[EXERCISE OBJECTIVE] Skip the pictures and extract all of the lines exactly as written.

[RECORDS]
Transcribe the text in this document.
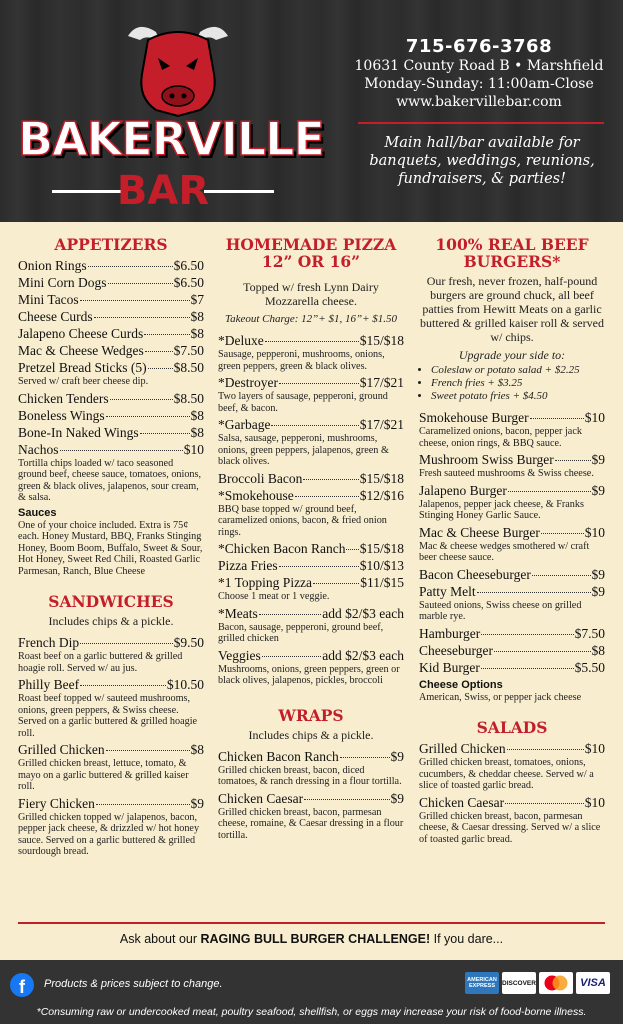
BAKERVILLE
BAR
715-676-3768
10631 County Road B • Marshfield
Monday-Sunday: 11:00am-Close
www.bakervillebar.com
Main hall/bar available for banquets, weddings, reunions, fundraisers, & parties!
APPETIZERS
Onion Rings	$6.50
Mini Corn Dogs	$6.50
Mini Tacos	$7
Cheese Curds	$8
Jalapeno Cheese Curds	$8
Mac & Cheese Wedges $7.50
Pretzel Bread Sticks (5) $8.50
Served w/ craft beer cheese dip.
Chicken Tenders	$8.50
Boneless Wings	$8
Bone-In Naked Wings	$8
Nachos	$10
Tortilla chips loaded w/ taco seasoned ground beef, cheese sauce, tomatoes, onions, green & black olives, jalapenos, sour cream, & salsa.
Sauces
One of your choice included. Extra is 75¢ each. Honey Mustard, BBQ, Franks Stinging Honey, Boom Boom, Buffalo, Sweet & Sour, Hot Honey, Sweet Red Chili, Roasted Garlic Parmesan, Ranch, Blue Cheese
SANDWICHES
Includes chips & a pickle.
French Dip	$9.50
Roast beef on a garlic buttered & grilled hoagie roll. Served w/ au jus.
Philly Beef	$10.50
Roast beef topped w/ sauteed mushrooms, onions, green peppers, & Swiss cheese. Served on a garlic buttered & grilled hoagie roll.
Grilled Chicken	$8
Grilled chicken breast, lettuce, tomato, & mayo on a garlic buttered & grilled kaiser roll.
Fiery Chicken	$9
Grilled chicken topped w/ jalapenos, bacon, pepper jack cheese, & drizzled w/ hot honey sauce. Served on a garlic buttered & grilled sourdough bread.
HOMEMADE PIZZA 12” OR 16”
Topped w/ fresh Lynn Dairy Mozzarella cheese.
Takeout Charge: 12”+ $1, 16”+ $1.50
*Deluxe	$15/$18
Sausage, pepperoni, mushrooms, onions, green peppers, green & black olives.
*Destroyer	$17/$21
Two layers of sausage, pepperoni, ground beef, & bacon.
*Garbage	$17/$21
Salsa, sausage, pepperoni, mushrooms, onions, green peppers, jalapenos, green & black olives.
Broccoli Bacon	$15/$18
*Smokehouse	$12/$16
BBQ base topped w/ ground beef, caramelized onions, bacon, & fried onion rings.
*Chicken Bacon Ranch $15/$18
Pizza Fries	$10/$13
*1 Topping Pizza	$11/$15
Choose 1 meat or 1 veggie.
*Meats	add $2/$3 each
Bacon, sausage, pepperoni, ground beef, grilled chicken
Veggies	add $2/$3 each
Mushrooms, onions, green peppers, green or black olives, jalapenos, pickles, broccoli
WRAPS
Includes chips & a pickle.
Chicken Bacon Ranch	$9
Grilled chicken breast, bacon, diced tomatoes, & ranch dressing in a flour tortilla.
Chicken Caesar	$9
Grilled chicken breast, bacon, parmesan cheese, romaine, & Caesar dressing in a flour tortilla.
100% REAL BEEF BURGERS*
Our fresh, never frozen, half-pound burgers are ground chuck, all beef patties from Hewitt Meats on a garlic buttered & grilled kaiser roll & served w/ chips.
Upgrade your side to:
• Coleslaw or potato salad + $2.25
• French fries + $3.25
• Sweet potato fries + $4.50
Smokehouse Burger	$10
Caramelized onions, bacon, pepper jack cheese, onion rings, & BBQ sauce.
Mushroom Swiss Burger	$9
Fresh sauteed mushrooms & Swiss cheese.
Jalapeno Burger	$9
Jalapenos, pepper jack cheese, & Franks Stinging Honey Garlic Sauce.
Mac & Cheese Burger	$10
Mac & cheese wedges smothered w/ craft beer cheese sauce.
Bacon Cheeseburger	$9
Patty Melt	$9
Sauteed onions, Swiss cheese on grilled marble rye.
Hamburger	$7.50
Cheeseburger	$8
Kid Burger	$5.50
Cheese Options
American, Swiss, or pepper jack cheese
SALADS
Grilled Chicken	$10
Grilled chicken breast, tomatoes, onions, cucumbers, & cheddar cheese. Served w/ a slice of toasted garlic bread.
Chicken Caesar	$10
Grilled chicken breast, bacon, parmesan cheese, & Caesar dressing. Served w/ a slice of toasted garlic bread.
Ask about our RAGING BULL BURGER CHALLENGE! If you dare...
f	Products & prices subject to change.	AMERICAN EXPRESS	DISCOVER	VISA
*Consuming raw or undercooked meat, poultry seafood, shellfish, or eggs may increase your risk of food-borne illness.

[RESPONSE FOR THIS EXERCISE]
Transcribe the text in this document.
BAKERVILLE
BAR
715-676-3768
10631 County Road B • Marshfield
Monday-Sunday: 11:00am-Close
www.bakervillebar.com
Main hall/bar available for banquets, weddings, reunions, fundraisers, & parties!
APPETIZERS
Onion Rings	$6.50
Mini Corn Dogs	$6.50
Mini Tacos	$7
Cheese Curds	$8
Jalapeno Cheese Curds	$8
Mac & Cheese Wedges $7.50
Pretzel Bread Sticks (5) $8.50
Served w/ craft beer cheese dip.
Chicken Tenders	$8.50
Boneless Wings	$8
Bone-In Naked Wings	$8
Nachos	$10
Tortilla chips loaded w/ taco seasoned ground beef, cheese sauce, tomatoes, onions, green & black olives, jalapenos, sour cream, & salsa.
Sauces
One of your choice included. Extra is 75¢ each. Honey Mustard, BBQ, Franks Stinging Honey, Boom Boom, Buffalo, Sweet & Sour, Hot Honey, Sweet Red Chili, Roasted Garlic Parmesan, Ranch, Blue Cheese
SANDWICHES
Includes chips & a pickle.
French Dip	$9.50
Roast beef on a garlic buttered & grilled hoagie roll. Served w/ au jus.
Philly Beef	$10.50
Roast beef topped w/ sauteed mushrooms, onions, green peppers, & Swiss cheese. Served on a garlic buttered & grilled hoagie roll.
Grilled Chicken	$8
Grilled chicken breast, lettuce, tomato, & mayo on a garlic buttered & grilled kaiser roll.
Fiery Chicken	$9
Grilled chicken topped w/ jalapenos, bacon, pepper jack cheese, & drizzled w/ hot honey sauce. Served on a garlic buttered & grilled sourdough bread.
HOMEMADE PIZZA 12” OR 16”
Topped w/ fresh Lynn Dairy Mozzarella cheese.
Takeout Charge: 12”+ $1, 16”+ $1.50
*Deluxe	$15/$18
Sausage, pepperoni, mushrooms, onions, green peppers, green & black olives.
*Destroyer	$17/$21
Two layers of sausage, pepperoni, ground beef, & bacon.
*Garbage	$17/$21
Salsa, sausage, pepperoni, mushrooms, onions, green peppers, jalapenos, green & black olives.
Broccoli Bacon	$15/$18
*Smokehouse	$12/$16
BBQ base topped w/ ground beef, caramelized onions, bacon, & fried onion rings.
*Chicken Bacon Ranch $15/$18
Pizza Fries	$10/$13
*1 Topping Pizza	$11/$15
Choose 1 meat or 1 veggie.
*Meats	add $2/$3 each
Bacon, sausage, pepperoni, ground beef, grilled chicken
Veggies	add $2/$3 each
Mushrooms, onions, green peppers, green or black olives, jalapenos, pickles, broccoli
WRAPS
Includes chips & a pickle.
Chicken Bacon Ranch	$9
Grilled chicken breast, bacon, diced tomatoes, & ranch dressing in a flour tortilla.
Chicken Caesar	$9
Grilled chicken breast, bacon, parmesan cheese, romaine, & Caesar dressing in a flour tortilla.
100% REAL BEEF BURGERS*
Our fresh, never frozen, half-pound burgers are ground chuck, all beef patties from Hewitt Meats on a garlic buttered & grilled kaiser roll & served w/ chips.
Upgrade your side to:
• Coleslaw or potato salad + $2.25
• French fries + $3.25
• Sweet potato fries + $4.50
Smokehouse Burger	$10
Caramelized onions, bacon, pepper jack cheese, onion rings, & BBQ sauce.
Mushroom Swiss Burger	$9
Fresh sauteed mushrooms & Swiss cheese.
Jalapeno Burger	$9
Jalapenos, pepper jack cheese, & Franks Stinging Honey Garlic Sauce.
Mac & Cheese Burger	$10
Mac & cheese wedges smothered w/ craft beer cheese sauce.
Bacon Cheeseburger	$9
Patty Melt	$9
Sauteed onions, Swiss cheese on grilled marble rye.
Hamburger	$7.50
Cheeseburger	$8
Kid Burger	$5.50
Cheese Options
American, Swiss, or pepper jack cheese
SALADS
Grilled Chicken	$10
Grilled chicken breast, tomatoes, onions, cucumbers, & cheddar cheese. Served w/ a slice of toasted garlic bread.
Chicken Caesar	$10
Grilled chicken breast, bacon, parmesan cheese, & Caesar dressing. Served w/ a slice of toasted garlic bread.
Ask about our RAGING BULL BURGER CHALLENGE! If you dare...
f	Products & prices subject to change.	AMERICAN EXPRESS	DISCOVER	VISA
*Consuming raw or undercooked meat, poultry seafood, shellfish, or eggs may increase your risk of food-borne illness.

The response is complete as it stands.